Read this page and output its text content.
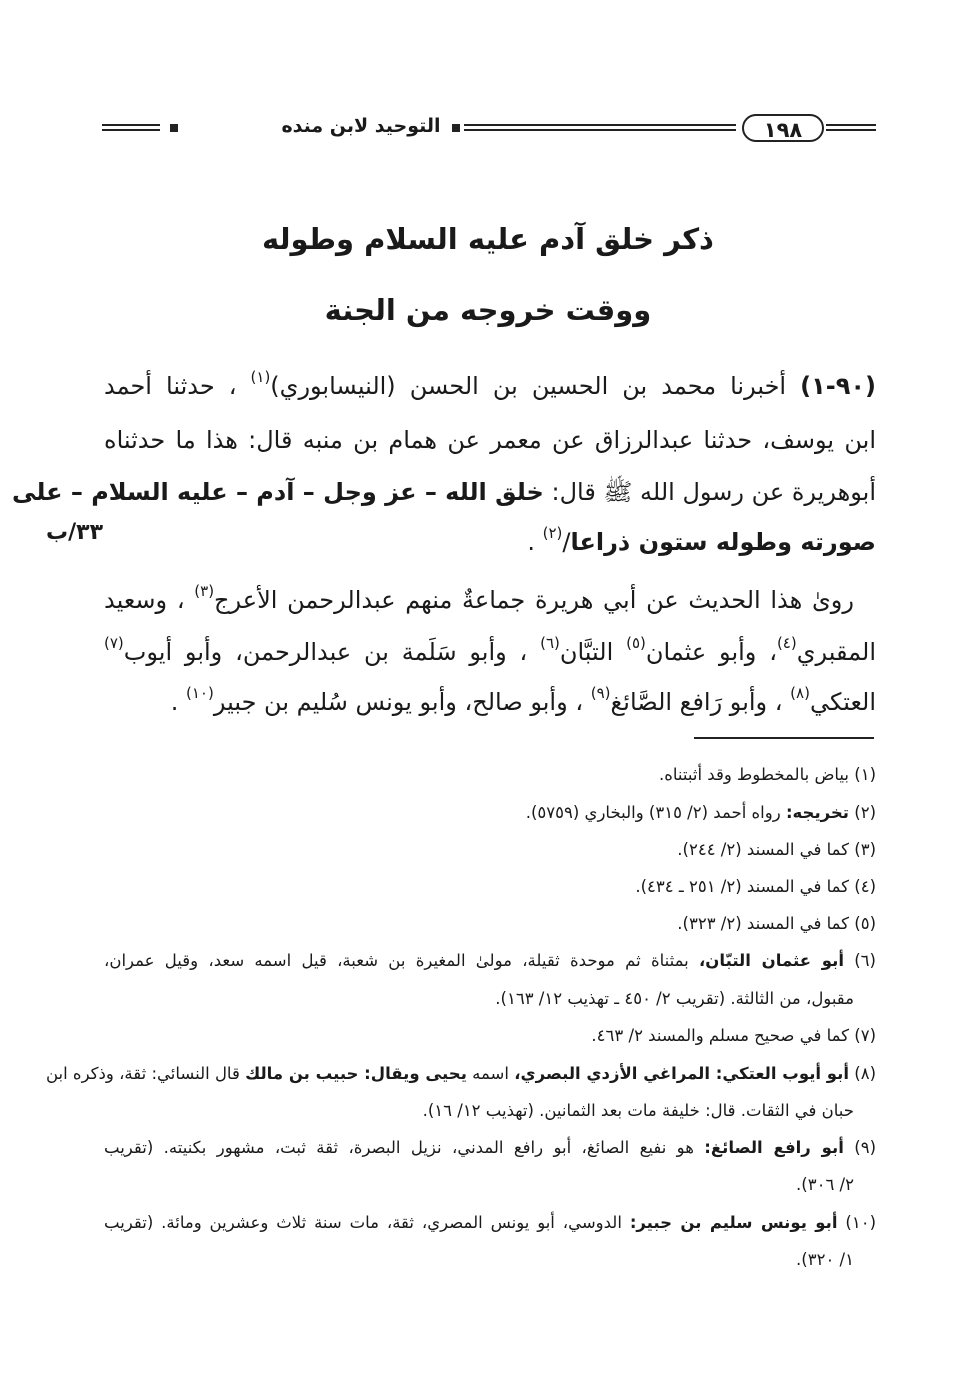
التوحيد لابن منده	١٩٨
ذكر خلق آدم عليه السلام وطوله
ووقت خروجه من الجنة
(٩٠-١) أخبرنا محمد بن الحسين بن الحسن (النيسابوري)$^{(١)}$ ، حدثنا أحمد
ابن يوسف، حدثنا عبدالرزاق عن معمر عن همام بن منبه قال: هذا ما حدثناه
أبوهريرة عن رسول الله ﷺ قال: خلق الله – عز وجل – آدم – عليه السلام – على
صورته وطوله ستون ذراعا/$^{(٢)}$ .
٣٣/ب
روىٰ هذا الحديث عن أبي هريرة جماعةٌ منهم عبدالرحمن الأعرج$^{(٣)}$ ، وسعيد
المقبري$^{(٤)}$، وأبو عثمان$^{(٥)}$ التبَّان$^{(٦)}$ ، وأبو سَلَمة بن عبدالرحمن، وأبو أيوب$^{(٧)}$
العتكي$^{(٨)}$ ، وأبو رَافع الصَّائغ$^{(٩)}$ ، وأبو صالح، وأبو يونس سُليم بن جبير$^{(١٠)}$ .
(١) بياض بالمخطوط وقد أثبتناه.
(٢) تخريجه: رواه أحمد (٢/ ٣١٥) والبخاري (٥٧٥٩).
(٣) كما في المسند (٢/ ٢٤٤).
(٤) كما في المسند (٢/ ٢٥١ ـ ٤٣٤).
(٥) كما في المسند (٢/ ٣٢٣).
(٦) أبو عثمان التبّان، بمثناة ثم موحدة ثقيلة، مولىٰ المغيرة بن شعبة، قيل اسمه سعد، وقيل عمران،
مقبول، من الثالثة. (تقريب ٢/ ٤٥٠ ـ تهذيب ١٢/ ١٦٣).
(٧) كما في صحيح مسلم والمسند ٢/ ٤٦٣.
(٨) أبو أيوب العتكي: المراغي الأزدي البصري، اسمه يحيى ويقال: حبيب بن مالك قال النسائي: ثقة، وذكره ابن
حبان في الثقات. قال: خليفة مات بعد الثمانين. (تهذيب ١٢/ ١٦).
(٩) أبو رافع الصائغ: هو نفيع الصائغ، أبو رافع المدني، نزيل البصرة، ثقة ثبت، مشهور بكنيته. (تقريب
٢/ ٣٠٦).
(١٠) أبو يونس سليم بن جبير: الدوسي، أبو يونس المصري، ثقة، مات سنة ثلاث وعشرين ومائة. (تقريب
١/ ٣٢٠).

## OBJECTIVE
The required output is the number of lines containing the word "جبير", and nothing besides.

## REPLY
2